* BEGIN Records supplied *
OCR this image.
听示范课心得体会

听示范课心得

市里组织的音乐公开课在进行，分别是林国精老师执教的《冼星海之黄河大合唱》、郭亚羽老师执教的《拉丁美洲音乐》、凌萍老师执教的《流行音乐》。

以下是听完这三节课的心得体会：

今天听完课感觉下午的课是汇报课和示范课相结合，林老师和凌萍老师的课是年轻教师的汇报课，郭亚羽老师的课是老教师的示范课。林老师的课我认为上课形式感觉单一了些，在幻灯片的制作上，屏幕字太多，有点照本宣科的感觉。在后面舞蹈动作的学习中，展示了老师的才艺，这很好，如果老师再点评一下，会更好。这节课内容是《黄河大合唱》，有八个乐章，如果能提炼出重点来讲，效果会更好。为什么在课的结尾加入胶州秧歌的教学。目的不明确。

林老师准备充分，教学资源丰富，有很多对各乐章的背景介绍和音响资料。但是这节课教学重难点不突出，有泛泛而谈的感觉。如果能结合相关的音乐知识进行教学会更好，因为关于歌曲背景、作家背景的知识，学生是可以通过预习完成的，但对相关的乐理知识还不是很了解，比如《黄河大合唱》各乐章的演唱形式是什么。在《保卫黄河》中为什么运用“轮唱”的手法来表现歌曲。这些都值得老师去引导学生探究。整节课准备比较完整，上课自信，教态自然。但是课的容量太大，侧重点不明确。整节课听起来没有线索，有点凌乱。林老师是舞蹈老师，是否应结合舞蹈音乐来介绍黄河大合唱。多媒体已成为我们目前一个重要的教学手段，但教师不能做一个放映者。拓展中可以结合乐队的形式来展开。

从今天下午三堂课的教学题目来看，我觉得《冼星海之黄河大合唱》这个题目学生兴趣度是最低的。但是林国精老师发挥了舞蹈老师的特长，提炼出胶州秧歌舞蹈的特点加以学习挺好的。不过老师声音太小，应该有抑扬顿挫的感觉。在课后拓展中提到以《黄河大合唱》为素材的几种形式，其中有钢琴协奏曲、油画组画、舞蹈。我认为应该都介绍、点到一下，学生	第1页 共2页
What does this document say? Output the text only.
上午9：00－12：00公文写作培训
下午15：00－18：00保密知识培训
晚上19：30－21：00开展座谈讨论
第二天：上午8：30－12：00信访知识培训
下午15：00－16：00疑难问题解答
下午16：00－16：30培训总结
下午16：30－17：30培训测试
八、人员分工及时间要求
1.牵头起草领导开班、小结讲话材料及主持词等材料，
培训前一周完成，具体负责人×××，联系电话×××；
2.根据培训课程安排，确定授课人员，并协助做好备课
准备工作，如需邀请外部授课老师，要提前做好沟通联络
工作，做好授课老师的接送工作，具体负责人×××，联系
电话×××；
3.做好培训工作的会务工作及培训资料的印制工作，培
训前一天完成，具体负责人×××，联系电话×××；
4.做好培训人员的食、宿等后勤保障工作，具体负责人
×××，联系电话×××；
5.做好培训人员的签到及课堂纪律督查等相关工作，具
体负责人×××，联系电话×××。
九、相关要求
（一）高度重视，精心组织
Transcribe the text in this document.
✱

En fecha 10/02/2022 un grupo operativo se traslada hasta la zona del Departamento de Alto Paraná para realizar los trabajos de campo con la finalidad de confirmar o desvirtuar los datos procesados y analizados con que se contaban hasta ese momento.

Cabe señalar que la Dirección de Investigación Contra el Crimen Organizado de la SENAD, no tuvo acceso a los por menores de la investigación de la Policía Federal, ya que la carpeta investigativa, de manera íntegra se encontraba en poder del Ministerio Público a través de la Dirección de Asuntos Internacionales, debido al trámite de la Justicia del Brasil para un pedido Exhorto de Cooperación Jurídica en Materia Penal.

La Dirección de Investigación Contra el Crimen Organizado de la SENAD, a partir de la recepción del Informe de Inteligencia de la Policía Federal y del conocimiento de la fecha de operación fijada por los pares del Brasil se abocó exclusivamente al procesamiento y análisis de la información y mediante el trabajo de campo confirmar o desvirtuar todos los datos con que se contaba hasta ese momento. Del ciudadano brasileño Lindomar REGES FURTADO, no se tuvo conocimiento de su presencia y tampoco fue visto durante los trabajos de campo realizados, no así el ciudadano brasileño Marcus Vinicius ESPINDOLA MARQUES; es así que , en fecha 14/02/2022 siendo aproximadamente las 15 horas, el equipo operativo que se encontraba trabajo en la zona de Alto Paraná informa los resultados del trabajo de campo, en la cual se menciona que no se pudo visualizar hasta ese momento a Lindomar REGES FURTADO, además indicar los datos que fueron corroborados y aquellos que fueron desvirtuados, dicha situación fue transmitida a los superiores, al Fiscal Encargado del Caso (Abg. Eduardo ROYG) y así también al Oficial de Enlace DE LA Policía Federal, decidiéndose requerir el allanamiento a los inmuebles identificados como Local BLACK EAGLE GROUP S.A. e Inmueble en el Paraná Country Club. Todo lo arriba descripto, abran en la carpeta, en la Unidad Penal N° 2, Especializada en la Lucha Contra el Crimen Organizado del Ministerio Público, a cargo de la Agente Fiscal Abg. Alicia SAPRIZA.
* END Records supplied *
◆ **Aim of the exercise**
Restate every entry word for word.

◆ **Result of this task**
OCR this image.
听示范课心得体会

听示范课心得

市里组织的音乐公开课在进行，分别是林国精老师执教的《冼星海之黄河大合唱》、郭亚羽老师执教的《拉丁美洲音乐》、凌萍老师执教的《流行音乐》。

以下是听完这三节课的心得体会：

今天听完课感觉下午的课是汇报课和示范课相结合，林老师和凌萍老师的课是年轻教师的汇报课，郭亚羽老师的课是老教师的示范课。林老师的课我认为上课形式感觉单一了些，在幻灯片的制作上，屏幕字太多，有点照本宣科的感觉。在后面舞蹈动作的学习中，展示了老师的才艺，这很好，如果老师再点评一下，会更好。这节课内容是《黄河大合唱》，有八个乐章，如果能提炼出重点来讲，效果会更好。为什么在课的结尾加入胶州秧歌的教学。目的不明确。

林老师准备充分，教学资源丰富，有很多对各乐章的背景介绍和音响资料。但是这节课教学重难点不突出，有泛泛而谈的感觉。如果能结合相关的音乐知识进行教学会更好，因为关于歌曲背景、作家背景的知识，学生是可以通过预习完成的，但对相关的乐理知识还不是很了解，比如《黄河大合唱》各乐章的演唱形式是什么。在《保卫黄河》中为什么运用“轮唱”的手法来表现歌曲。这些都值得老师去引导学生探究。整节课准备比较完整，上课自信，教态自然。但是课的容量太大，侧重点不明确。整节课听起来没有线索，有点凌乱。林老师是舞蹈老师，是否应结合舞蹈音乐来介绍黄河大合唱。多媒体已成为我们目前一个重要的教学手段，但教师不能做一个放映者。拓展中可以结合乐队的形式来展开。

从今天下午三堂课的教学题目来看，我觉得《冼星海之黄河大合唱》这个题目学生兴趣度是最低的。但是林国精老师发挥了舞蹈老师的特长，提炼出胶州秧歌舞蹈的特点加以学习挺好的。不过老师声音太小，应该有抑扬顿挫的感觉。在课后拓展中提到以《黄河大合唱》为素材的几种形式，其中有钢琴协奏曲、油画组画、舞蹈。我认为应该都介绍、点到一下，学生	第1页 共2页
What does this document say? Output the text only.
上午9：00－12：00公文写作培训
下午15：00－18：00保密知识培训
晚上19：30－21：00开展座谈讨论
第二天：上午8：30－12：00信访知识培训
下午15：00－16：00疑难问题解答
下午16：00－16：30培训总结
下午16：30－17：30培训测试
八、人员分工及时间要求
1.牵头起草领导开班、小结讲话材料及主持词等材料，
培训前一周完成，具体负责人×××，联系电话×××；
2.根据培训课程安排，确定授课人员，并协助做好备课
准备工作，如需邀请外部授课老师，要提前做好沟通联络
工作，做好授课老师的接送工作，具体负责人×××，联系
电话×××；
3.做好培训工作的会务工作及培训资料的印制工作，培
训前一天完成，具体负责人×××，联系电话×××；
4.做好培训人员的食、宿等后勤保障工作，具体负责人
×××，联系电话×××；
5.做好培训人员的签到及课堂纪律督查等相关工作，具
体负责人×××，联系电话×××。
九、相关要求
（一）高度重视，精心组织
Transcribe the text in this document.
✱

En fecha 10/02/2022 un grupo operativo se traslada hasta la zona del Departamento de Alto Paraná para realizar los trabajos de campo con la finalidad de confirmar o desvirtuar los datos procesados y analizados con que se contaban hasta ese momento.

Cabe señalar que la Dirección de Investigación Contra el Crimen Organizado de la SENAD, no tuvo acceso a los por menores de la investigación de la Policía Federal, ya que la carpeta investigativa, de manera íntegra se encontraba en poder del Ministerio Público a través de la Dirección de Asuntos Internacionales, debido al trámite de la Justicia del Brasil para un pedido Exhorto de Cooperación Jurídica en Materia Penal.

La Dirección de Investigación Contra el Crimen Organizado de la SENAD, a partir de la recepción del Informe de Inteligencia de la Policía Federal y del conocimiento de la fecha de operación fijada por los pares del Brasil se abocó exclusivamente al procesamiento y análisis de la información y mediante el trabajo de campo confirmar o desvirtuar todos los datos con que se contaba hasta ese momento. Del ciudadano brasileño Lindomar REGES FURTADO, no se tuvo conocimiento de su presencia y tampoco fue visto durante los trabajos de campo realizados, no así el ciudadano brasileño Marcus Vinicius ESPINDOLA MARQUES; es así que , en fecha 14/02/2022 siendo aproximadamente las 15 horas, el equipo operativo que se encontraba trabajo en la zona de Alto Paraná informa los resultados del trabajo de campo, en la cual se menciona que no se pudo visualizar hasta ese momento a Lindomar REGES FURTADO, además indicar los datos que fueron corroborados y aquellos que fueron desvirtuados, dicha situación fue transmitida a los superiores, al Fiscal Encargado del Caso (Abg. Eduardo ROYG) y así también al Oficial de Enlace DE LA Policía Federal, decidiéndose requerir el allanamiento a los inmuebles identificados como Local BLACK EAGLE GROUP S.A. e Inmueble en el Paraná Country Club. Todo lo arriba descripto, abran en la carpeta, en la Unidad Penal N° 2, Especializada en la Lucha Contra el Crimen Organizado del Ministerio Público, a cargo de la Agente Fiscal Abg. Alicia SAPRIZA.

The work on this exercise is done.